TASK STATEMENT: Each line that holds the word "this" counts once; report how many lines do so and nothing else.

Saved data entries:
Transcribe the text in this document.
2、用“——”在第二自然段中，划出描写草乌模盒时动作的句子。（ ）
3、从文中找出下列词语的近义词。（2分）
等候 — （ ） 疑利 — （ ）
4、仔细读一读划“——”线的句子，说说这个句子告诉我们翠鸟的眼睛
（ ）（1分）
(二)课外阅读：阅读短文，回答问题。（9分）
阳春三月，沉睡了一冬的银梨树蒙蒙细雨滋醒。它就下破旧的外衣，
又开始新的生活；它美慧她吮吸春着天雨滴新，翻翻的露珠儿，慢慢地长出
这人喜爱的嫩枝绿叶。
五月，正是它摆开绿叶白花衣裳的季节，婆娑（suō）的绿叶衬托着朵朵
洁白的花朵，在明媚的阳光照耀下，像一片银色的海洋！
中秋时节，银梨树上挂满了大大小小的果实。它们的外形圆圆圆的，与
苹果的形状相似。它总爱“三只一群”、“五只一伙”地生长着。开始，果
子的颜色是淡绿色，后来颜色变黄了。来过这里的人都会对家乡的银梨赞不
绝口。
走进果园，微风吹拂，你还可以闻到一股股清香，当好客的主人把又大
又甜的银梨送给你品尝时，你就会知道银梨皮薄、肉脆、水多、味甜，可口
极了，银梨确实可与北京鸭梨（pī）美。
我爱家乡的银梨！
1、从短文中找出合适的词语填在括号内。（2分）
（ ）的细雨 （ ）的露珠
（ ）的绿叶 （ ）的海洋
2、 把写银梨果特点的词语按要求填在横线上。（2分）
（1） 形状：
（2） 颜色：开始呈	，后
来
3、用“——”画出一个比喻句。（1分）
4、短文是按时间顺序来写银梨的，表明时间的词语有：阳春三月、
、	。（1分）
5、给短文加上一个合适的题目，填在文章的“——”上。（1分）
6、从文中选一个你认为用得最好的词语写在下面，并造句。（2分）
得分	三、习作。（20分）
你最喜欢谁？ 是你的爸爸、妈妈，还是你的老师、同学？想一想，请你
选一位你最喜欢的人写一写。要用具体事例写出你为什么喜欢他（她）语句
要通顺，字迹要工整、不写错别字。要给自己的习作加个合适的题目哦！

--

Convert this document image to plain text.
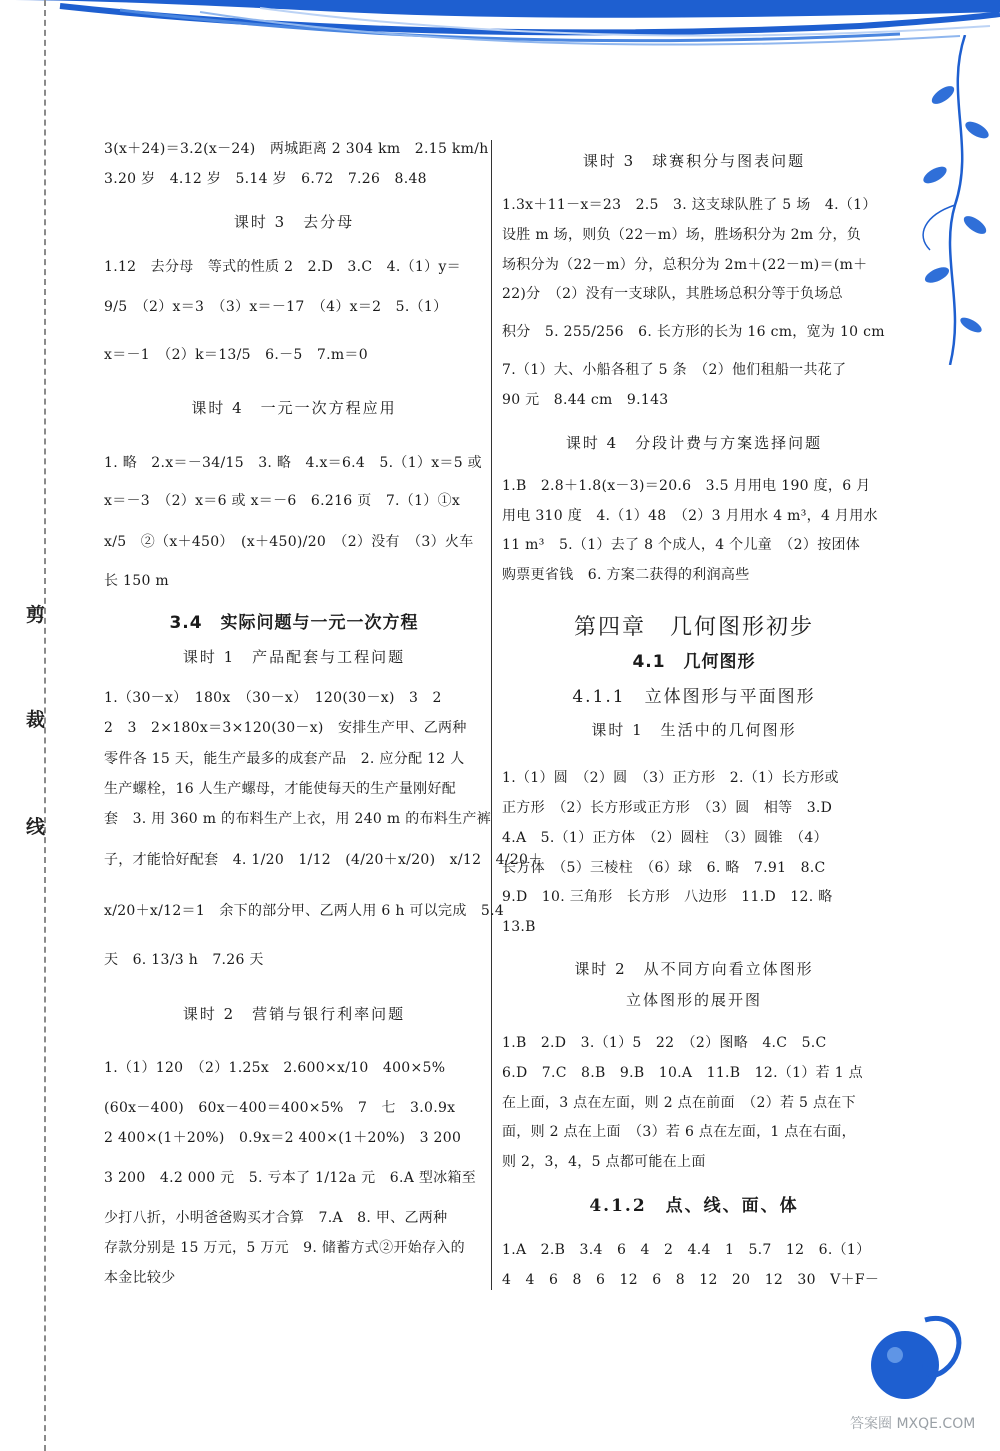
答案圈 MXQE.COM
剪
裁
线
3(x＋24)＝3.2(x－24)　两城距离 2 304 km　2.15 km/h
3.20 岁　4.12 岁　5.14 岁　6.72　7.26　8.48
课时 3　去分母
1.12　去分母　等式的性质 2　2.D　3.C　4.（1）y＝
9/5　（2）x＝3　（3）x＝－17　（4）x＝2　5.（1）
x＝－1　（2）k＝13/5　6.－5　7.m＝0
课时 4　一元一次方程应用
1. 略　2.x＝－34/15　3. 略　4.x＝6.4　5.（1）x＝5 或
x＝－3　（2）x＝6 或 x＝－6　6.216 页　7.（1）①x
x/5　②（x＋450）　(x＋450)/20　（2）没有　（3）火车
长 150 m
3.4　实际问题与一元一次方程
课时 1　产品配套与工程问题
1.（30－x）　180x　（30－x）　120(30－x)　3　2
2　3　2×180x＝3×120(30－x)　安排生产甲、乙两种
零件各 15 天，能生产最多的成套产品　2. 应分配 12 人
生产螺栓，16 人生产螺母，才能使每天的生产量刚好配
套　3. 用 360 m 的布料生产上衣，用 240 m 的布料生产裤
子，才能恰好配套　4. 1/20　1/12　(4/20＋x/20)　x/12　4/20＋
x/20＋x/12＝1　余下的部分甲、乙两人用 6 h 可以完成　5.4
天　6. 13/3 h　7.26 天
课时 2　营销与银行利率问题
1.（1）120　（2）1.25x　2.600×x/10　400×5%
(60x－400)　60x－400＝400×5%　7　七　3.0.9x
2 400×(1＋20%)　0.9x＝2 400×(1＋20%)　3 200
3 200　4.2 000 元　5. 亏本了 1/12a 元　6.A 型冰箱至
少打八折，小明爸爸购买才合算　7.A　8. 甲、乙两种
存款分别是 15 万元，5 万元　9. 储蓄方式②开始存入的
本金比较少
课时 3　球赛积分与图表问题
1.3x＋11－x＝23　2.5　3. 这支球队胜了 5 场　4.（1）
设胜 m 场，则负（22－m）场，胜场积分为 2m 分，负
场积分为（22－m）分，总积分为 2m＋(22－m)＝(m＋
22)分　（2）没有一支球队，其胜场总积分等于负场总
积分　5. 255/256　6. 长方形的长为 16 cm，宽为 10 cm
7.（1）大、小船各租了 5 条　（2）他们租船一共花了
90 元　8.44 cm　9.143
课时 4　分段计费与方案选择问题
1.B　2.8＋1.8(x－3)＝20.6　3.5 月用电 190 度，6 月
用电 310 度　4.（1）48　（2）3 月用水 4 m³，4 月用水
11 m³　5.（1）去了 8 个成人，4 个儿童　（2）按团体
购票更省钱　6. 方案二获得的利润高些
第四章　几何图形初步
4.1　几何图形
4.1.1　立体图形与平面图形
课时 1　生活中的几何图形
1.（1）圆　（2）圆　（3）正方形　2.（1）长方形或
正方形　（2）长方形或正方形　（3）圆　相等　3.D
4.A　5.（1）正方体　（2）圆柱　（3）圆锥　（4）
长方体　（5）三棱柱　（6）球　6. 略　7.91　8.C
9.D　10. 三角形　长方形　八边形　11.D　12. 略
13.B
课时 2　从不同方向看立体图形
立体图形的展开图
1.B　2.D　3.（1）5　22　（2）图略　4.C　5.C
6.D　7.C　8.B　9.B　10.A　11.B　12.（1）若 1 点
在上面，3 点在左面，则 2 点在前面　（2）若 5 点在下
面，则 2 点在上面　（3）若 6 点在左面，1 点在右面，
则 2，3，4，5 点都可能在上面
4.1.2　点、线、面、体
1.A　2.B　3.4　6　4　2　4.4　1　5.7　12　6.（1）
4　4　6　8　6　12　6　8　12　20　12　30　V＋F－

THE RESULT: 2